### [WHAT THE EXERCISE ASKS]
Each entry must be reproduced precisely as it stands.

▬▬▬

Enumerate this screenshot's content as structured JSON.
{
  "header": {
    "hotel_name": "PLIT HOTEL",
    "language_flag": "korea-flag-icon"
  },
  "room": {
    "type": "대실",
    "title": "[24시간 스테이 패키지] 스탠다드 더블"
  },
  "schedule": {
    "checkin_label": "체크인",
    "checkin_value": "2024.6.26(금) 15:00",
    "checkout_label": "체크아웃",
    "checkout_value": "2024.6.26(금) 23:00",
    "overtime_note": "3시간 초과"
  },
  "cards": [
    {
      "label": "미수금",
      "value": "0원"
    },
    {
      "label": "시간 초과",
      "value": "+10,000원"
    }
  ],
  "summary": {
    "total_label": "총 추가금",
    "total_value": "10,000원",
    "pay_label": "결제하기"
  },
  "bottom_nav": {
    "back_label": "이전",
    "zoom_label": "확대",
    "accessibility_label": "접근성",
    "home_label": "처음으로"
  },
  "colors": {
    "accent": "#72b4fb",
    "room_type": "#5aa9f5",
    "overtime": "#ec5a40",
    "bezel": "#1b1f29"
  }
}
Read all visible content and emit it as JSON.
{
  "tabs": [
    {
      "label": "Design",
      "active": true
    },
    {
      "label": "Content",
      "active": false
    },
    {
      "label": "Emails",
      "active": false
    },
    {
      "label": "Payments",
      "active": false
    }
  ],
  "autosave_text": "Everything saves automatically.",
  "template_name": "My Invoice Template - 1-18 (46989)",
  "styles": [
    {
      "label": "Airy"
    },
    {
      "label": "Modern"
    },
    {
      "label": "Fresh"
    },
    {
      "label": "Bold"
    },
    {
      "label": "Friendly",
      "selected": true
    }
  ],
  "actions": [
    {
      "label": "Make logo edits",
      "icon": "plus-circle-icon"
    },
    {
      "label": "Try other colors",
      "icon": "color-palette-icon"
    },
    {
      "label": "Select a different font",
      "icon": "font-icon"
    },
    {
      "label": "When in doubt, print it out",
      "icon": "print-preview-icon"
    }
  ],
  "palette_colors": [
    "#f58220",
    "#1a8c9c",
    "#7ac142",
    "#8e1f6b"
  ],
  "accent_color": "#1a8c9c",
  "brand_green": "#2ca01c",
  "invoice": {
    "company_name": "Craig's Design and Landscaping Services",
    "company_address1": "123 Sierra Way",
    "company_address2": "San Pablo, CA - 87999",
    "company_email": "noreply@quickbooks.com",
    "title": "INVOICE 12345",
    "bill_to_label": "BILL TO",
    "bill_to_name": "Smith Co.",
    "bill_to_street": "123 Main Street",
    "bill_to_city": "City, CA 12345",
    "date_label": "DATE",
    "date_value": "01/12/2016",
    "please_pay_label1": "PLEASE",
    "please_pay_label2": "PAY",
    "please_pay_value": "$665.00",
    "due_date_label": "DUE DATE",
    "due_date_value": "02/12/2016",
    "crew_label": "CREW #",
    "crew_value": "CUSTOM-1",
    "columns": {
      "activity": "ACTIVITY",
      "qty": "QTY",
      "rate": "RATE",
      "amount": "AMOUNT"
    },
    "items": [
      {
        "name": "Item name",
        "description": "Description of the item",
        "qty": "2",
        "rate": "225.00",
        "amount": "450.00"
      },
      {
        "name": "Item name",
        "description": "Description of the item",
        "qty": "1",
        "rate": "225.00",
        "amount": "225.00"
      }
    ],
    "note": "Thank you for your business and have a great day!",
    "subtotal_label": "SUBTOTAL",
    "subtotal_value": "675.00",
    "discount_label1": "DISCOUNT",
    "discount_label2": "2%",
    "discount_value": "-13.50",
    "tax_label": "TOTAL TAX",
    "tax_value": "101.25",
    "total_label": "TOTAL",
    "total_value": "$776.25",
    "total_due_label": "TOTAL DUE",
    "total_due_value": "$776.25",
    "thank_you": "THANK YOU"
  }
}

▬▬▬

### [CORRECT OUTPUT]
Enumerate this screenshot's content as structured JSON.
{
  "header": {
    "hotel_name": "PLIT HOTEL",
    "language_flag": "korea-flag-icon"
  },
  "room": {
    "type": "대실",
    "title": "[24시간 스테이 패키지] 스탠다드 더블"
  },
  "schedule": {
    "checkin_label": "체크인",
    "checkin_value": "2024.6.26(금) 15:00",
    "checkout_label": "체크아웃",
    "checkout_value": "2024.6.26(금) 23:00",
    "overtime_note": "3시간 초과"
  },
  "cards": [
    {
      "label": "미수금",
      "value": "0원"
    },
    {
      "label": "시간 초과",
      "value": "+10,000원"
    }
  ],
  "summary": {
    "total_label": "총 추가금",
    "total_value": "10,000원",
    "pay_label": "결제하기"
  },
  "bottom_nav": {
    "back_label": "이전",
    "zoom_label": "확대",
    "accessibility_label": "접근성",
    "home_label": "처음으로"
  },
  "colors": {
    "accent": "#72b4fb",
    "room_type": "#5aa9f5",
    "overtime": "#ec5a40",
    "bezel": "#1b1f29"
  }
}
Read all visible content and emit it as JSON.
{
  "tabs": [
    {
      "label": "Design",
      "active": true
    },
    {
      "label": "Content",
      "active": false
    },
    {
      "label": "Emails",
      "active": false
    },
    {
      "label": "Payments",
      "active": false
    }
  ],
  "autosave_text": "Everything saves automatically.",
  "template_name": "My Invoice Template - 1-18 (46989)",
  "styles": [
    {
      "label": "Airy"
    },
    {
      "label": "Modern"
    },
    {
      "label": "Fresh"
    },
    {
      "label": "Bold"
    },
    {
      "label": "Friendly",
      "selected": true
    }
  ],
  "actions": [
    {
      "label": "Make logo edits",
      "icon": "plus-circle-icon"
    },
    {
      "label": "Try other colors",
      "icon": "color-palette-icon"
    },
    {
      "label": "Select a different font",
      "icon": "font-icon"
    },
    {
      "label": "When in doubt, print it out",
      "icon": "print-preview-icon"
    }
  ],
  "palette_colors": [
    "#f58220",
    "#1a8c9c",
    "#7ac142",
    "#8e1f6b"
  ],
  "accent_color": "#1a8c9c",
  "brand_green": "#2ca01c",
  "invoice": {
    "company_name": "Craig's Design and Landscaping Services",
    "company_address1": "123 Sierra Way",
    "company_address2": "San Pablo, CA - 87999",
    "company_email": "noreply@quickbooks.com",
    "title": "INVOICE 12345",
    "bill_to_label": "BILL TO",
    "bill_to_name": "Smith Co.",
    "bill_to_street": "123 Main Street",
    "bill_to_city": "City, CA 12345",
    "date_label": "DATE",
    "date_value": "01/12/2016",
    "please_pay_label1": "PLEASE",
    "please_pay_label2": "PAY",
    "please_pay_value": "$665.00",
    "due_date_label": "DUE DATE",
    "due_date_value": "02/12/2016",
    "crew_label": "CREW #",
    "crew_value": "CUSTOM-1",
    "columns": {
      "activity": "ACTIVITY",
      "qty": "QTY",
      "rate": "RATE",
      "amount": "AMOUNT"
    },
    "items": [
      {
        "name": "Item name",
        "description": "Description of the item",
        "qty": "2",
        "rate": "225.00",
        "amount": "450.00"
      },
      {
        "name": "Item name",
        "description": "Description of the item",
        "qty": "1",
        "rate": "225.00",
        "amount": "225.00"
      }
    ],
    "note": "Thank you for your business and have a great day!",
    "subtotal_label": "SUBTOTAL",
    "subtotal_value": "675.00",
    "discount_label1": "DISCOUNT",
    "discount_label2": "2%",
    "discount_value": "-13.50",
    "tax_label": "TOTAL TAX",
    "tax_value": "101.25",
    "total_label": "TOTAL",
    "total_value": "$776.25",
    "total_due_label": "TOTAL DUE",
    "total_due_value": "$776.25",
    "thank_you": "THANK YOU"
  }
}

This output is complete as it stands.